WHAT YOU HAVE TO DO:
Search the records that follow and extract every line containing the string "avatar".

MATERIAL FOR THIS TASK:
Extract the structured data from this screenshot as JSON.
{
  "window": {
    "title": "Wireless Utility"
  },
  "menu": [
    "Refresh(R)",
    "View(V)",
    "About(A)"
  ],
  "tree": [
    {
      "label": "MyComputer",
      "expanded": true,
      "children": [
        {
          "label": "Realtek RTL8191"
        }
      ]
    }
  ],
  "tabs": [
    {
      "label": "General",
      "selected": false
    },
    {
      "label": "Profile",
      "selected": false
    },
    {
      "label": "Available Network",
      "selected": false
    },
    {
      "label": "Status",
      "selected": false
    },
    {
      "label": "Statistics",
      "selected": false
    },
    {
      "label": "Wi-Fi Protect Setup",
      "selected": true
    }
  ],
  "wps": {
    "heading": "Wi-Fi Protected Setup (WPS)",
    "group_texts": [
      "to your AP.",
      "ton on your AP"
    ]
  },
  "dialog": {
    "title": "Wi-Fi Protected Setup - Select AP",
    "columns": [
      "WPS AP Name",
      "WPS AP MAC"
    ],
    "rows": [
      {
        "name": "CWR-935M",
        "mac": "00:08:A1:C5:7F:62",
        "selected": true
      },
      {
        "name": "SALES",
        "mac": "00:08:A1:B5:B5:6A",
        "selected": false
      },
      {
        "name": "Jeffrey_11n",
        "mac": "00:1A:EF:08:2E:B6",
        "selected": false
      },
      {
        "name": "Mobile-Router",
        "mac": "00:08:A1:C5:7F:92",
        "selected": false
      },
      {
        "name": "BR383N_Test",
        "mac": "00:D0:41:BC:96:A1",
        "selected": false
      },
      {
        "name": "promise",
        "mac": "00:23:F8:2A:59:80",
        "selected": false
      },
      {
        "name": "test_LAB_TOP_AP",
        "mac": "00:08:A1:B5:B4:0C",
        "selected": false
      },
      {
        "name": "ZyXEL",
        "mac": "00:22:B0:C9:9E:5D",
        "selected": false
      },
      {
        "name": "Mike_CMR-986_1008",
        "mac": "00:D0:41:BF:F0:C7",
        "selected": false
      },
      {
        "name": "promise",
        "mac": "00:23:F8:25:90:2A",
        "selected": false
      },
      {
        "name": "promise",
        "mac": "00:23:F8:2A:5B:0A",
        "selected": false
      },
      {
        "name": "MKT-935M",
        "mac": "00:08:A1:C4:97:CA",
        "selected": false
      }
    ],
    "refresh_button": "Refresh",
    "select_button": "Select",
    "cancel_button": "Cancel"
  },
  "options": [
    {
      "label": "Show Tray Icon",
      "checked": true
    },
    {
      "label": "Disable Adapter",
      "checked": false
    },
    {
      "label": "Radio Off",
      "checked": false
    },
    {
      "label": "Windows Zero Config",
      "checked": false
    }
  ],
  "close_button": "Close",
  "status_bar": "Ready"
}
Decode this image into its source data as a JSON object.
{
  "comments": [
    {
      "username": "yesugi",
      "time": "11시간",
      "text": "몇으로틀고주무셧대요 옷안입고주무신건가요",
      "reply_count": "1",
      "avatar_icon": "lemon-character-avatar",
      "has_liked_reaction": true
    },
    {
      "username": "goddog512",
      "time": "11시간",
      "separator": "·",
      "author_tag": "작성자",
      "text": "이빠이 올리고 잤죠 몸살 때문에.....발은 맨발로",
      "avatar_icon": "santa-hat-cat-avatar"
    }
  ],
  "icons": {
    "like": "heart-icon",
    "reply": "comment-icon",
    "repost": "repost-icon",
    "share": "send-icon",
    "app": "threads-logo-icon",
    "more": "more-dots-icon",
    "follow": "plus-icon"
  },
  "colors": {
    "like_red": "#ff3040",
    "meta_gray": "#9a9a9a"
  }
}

ANSWER IN FULL:
      "avatar_icon": "lemon-character-avatar",
      "avatar_icon": "santa-hat-cat-avatar"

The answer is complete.